• _THE EXERCISE_
Rewrite the records from the line with "Itemize the components" up to and including the line with "Annotate this image: element", changing "fit-marker" to "fit-point" and leaving everything else as it is. Leave the pictures out of your answer.

• _THE INPUT_
--

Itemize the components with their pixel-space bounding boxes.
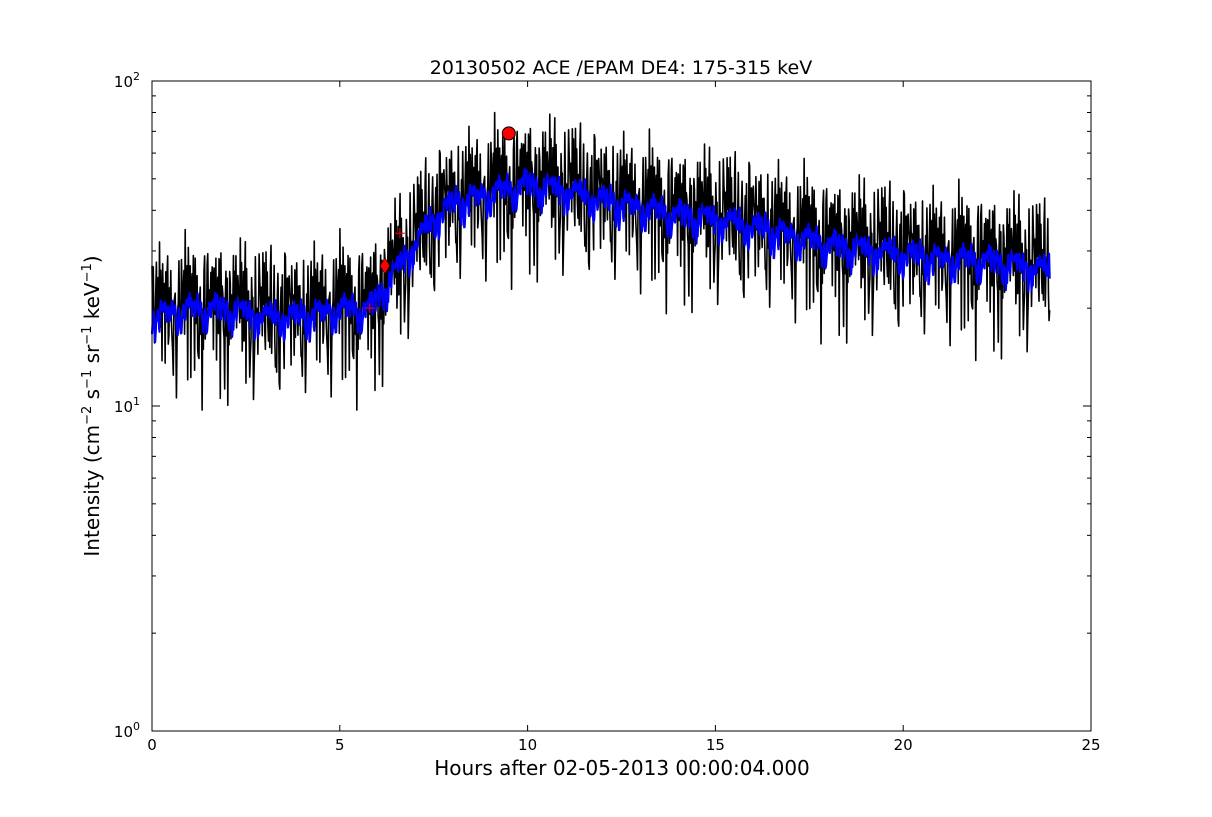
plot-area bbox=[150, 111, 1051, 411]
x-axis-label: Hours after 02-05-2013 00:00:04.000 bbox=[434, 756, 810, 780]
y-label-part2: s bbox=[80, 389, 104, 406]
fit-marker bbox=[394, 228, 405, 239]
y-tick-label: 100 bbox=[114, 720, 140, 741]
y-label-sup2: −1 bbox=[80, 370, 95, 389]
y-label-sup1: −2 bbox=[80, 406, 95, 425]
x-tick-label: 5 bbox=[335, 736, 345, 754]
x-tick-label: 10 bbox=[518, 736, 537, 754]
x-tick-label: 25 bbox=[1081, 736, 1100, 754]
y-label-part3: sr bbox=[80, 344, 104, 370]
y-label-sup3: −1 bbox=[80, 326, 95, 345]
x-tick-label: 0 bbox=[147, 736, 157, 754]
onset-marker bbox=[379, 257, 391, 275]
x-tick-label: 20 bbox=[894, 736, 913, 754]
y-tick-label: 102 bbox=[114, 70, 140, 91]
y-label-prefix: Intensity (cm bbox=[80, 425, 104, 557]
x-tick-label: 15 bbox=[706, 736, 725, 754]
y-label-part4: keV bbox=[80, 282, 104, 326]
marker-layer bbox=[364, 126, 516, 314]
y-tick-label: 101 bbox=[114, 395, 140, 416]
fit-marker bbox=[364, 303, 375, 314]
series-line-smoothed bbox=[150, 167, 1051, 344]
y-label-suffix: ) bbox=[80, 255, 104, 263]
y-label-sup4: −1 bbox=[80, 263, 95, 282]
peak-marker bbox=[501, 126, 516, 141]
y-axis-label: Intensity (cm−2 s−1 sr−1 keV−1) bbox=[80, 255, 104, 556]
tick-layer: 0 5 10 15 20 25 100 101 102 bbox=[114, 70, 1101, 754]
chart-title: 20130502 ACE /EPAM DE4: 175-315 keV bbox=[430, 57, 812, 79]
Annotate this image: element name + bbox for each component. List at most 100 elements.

--

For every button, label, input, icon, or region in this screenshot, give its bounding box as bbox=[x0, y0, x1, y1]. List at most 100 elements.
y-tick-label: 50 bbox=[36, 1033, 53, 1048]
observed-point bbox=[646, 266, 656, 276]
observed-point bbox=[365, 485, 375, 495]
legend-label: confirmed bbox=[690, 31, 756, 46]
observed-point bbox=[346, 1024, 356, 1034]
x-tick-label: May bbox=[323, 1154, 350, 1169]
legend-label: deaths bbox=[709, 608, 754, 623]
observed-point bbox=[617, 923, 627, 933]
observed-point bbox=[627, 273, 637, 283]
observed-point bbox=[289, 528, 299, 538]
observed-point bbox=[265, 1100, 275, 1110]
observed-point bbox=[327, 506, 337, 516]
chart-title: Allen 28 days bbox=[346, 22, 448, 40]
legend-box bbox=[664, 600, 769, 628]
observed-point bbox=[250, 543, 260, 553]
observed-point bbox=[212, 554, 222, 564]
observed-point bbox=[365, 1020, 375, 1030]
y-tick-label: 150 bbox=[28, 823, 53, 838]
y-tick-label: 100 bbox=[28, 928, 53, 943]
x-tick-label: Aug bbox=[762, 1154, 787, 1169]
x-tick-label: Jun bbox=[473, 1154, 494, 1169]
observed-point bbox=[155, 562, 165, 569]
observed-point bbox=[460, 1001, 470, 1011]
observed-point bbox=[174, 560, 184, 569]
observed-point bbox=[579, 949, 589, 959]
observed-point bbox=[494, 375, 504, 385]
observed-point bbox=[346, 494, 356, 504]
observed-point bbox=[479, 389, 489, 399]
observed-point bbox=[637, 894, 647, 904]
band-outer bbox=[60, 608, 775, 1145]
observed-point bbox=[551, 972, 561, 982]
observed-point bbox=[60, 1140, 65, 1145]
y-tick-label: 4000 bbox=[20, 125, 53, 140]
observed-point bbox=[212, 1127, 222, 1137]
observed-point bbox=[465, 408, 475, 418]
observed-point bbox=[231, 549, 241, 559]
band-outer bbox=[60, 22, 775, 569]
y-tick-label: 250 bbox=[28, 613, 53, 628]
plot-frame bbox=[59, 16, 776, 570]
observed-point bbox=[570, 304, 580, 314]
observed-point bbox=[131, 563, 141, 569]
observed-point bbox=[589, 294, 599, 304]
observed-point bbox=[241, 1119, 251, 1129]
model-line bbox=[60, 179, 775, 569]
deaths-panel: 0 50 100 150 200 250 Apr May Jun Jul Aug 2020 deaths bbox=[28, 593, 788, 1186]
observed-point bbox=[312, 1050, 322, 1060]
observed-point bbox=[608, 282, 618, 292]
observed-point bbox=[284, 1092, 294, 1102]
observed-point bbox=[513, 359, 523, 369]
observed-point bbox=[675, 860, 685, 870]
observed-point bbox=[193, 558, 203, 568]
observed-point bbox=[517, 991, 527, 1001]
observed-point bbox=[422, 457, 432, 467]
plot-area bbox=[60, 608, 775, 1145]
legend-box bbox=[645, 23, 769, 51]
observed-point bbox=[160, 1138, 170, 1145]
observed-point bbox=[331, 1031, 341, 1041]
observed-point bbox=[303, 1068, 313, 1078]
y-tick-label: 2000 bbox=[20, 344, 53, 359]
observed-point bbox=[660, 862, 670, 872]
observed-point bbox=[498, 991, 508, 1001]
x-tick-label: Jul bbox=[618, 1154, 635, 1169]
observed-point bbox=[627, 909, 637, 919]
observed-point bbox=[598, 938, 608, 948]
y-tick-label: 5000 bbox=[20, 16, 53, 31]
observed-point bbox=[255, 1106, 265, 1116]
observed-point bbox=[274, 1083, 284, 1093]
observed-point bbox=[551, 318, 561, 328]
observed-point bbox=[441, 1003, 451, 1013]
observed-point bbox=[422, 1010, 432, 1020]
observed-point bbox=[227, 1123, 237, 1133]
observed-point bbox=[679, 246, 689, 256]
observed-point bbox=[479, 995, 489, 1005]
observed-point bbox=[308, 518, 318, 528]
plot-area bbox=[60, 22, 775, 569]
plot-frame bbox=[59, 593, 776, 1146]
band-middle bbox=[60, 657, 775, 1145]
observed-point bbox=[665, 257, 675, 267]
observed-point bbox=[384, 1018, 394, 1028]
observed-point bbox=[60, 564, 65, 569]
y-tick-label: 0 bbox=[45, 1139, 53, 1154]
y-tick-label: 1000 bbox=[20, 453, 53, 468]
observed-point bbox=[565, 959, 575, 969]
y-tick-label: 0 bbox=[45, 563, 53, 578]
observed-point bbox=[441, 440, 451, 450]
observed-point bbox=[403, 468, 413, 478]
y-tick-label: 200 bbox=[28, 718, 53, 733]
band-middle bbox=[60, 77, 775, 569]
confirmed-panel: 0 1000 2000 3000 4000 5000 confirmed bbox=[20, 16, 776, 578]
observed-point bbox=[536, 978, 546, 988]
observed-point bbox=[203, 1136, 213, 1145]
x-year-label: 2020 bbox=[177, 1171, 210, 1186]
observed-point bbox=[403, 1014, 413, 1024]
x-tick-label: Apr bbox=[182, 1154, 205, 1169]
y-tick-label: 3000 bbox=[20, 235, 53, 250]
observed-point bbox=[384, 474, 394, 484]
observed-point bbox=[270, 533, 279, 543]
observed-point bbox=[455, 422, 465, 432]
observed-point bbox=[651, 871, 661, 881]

--

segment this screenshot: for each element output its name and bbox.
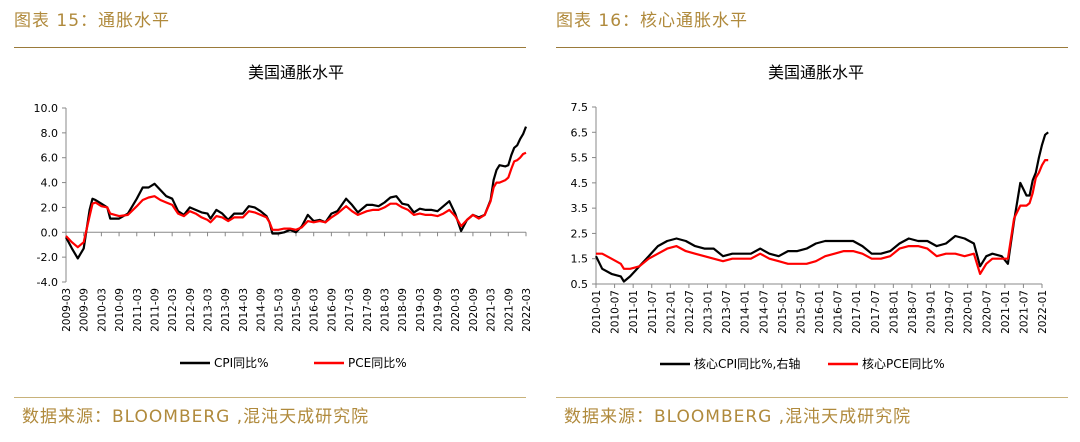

--

• _SOLUTION_
Itemize the components with their pixel-space bounding boxes.
plot-area bbox=[150, 111, 1051, 411]
x-axis-label: Hours after 02-05-2013 00:00:04.000 bbox=[434, 756, 810, 780]
y-label-part2: s bbox=[80, 389, 104, 406]
fit-point bbox=[394, 228, 405, 239]
y-tick-label: 100 bbox=[114, 720, 140, 741]
y-label-sup2: −1 bbox=[80, 370, 95, 389]
y-label-sup1: −2 bbox=[80, 406, 95, 425]
x-tick-label: 5 bbox=[335, 736, 345, 754]
x-tick-label: 10 bbox=[518, 736, 537, 754]
x-tick-label: 25 bbox=[1081, 736, 1100, 754]
y-label-part3: sr bbox=[80, 344, 104, 370]
y-label-sup3: −1 bbox=[80, 326, 95, 345]
x-tick-label: 0 bbox=[147, 736, 157, 754]
onset-marker bbox=[379, 257, 391, 275]
x-tick-label: 20 bbox=[894, 736, 913, 754]
y-tick-label: 102 bbox=[114, 70, 140, 91]
y-label-prefix: Intensity (cm bbox=[80, 425, 104, 557]
x-tick-label: 15 bbox=[706, 736, 725, 754]
y-label-part4: keV bbox=[80, 282, 104, 326]
marker-layer bbox=[364, 126, 516, 314]
y-tick-label: 101 bbox=[114, 395, 140, 416]
fit-point bbox=[364, 303, 375, 314]
series-line-smoothed bbox=[150, 167, 1051, 344]
y-label-suffix: ) bbox=[80, 255, 104, 263]
y-label-sup4: −1 bbox=[80, 263, 95, 282]
peak-marker bbox=[501, 126, 516, 141]
y-axis-label: Intensity (cm−2 s−1 sr−1 keV−1) bbox=[80, 255, 104, 556]
tick-layer: 0 5 10 15 20 25 100 101 102 bbox=[114, 70, 1101, 754]
chart-title: 20130502 ACE /EPAM DE4: 175-315 keV bbox=[430, 57, 812, 79]
Annotate this image: element name + bbox for each component. List at most 100 elements.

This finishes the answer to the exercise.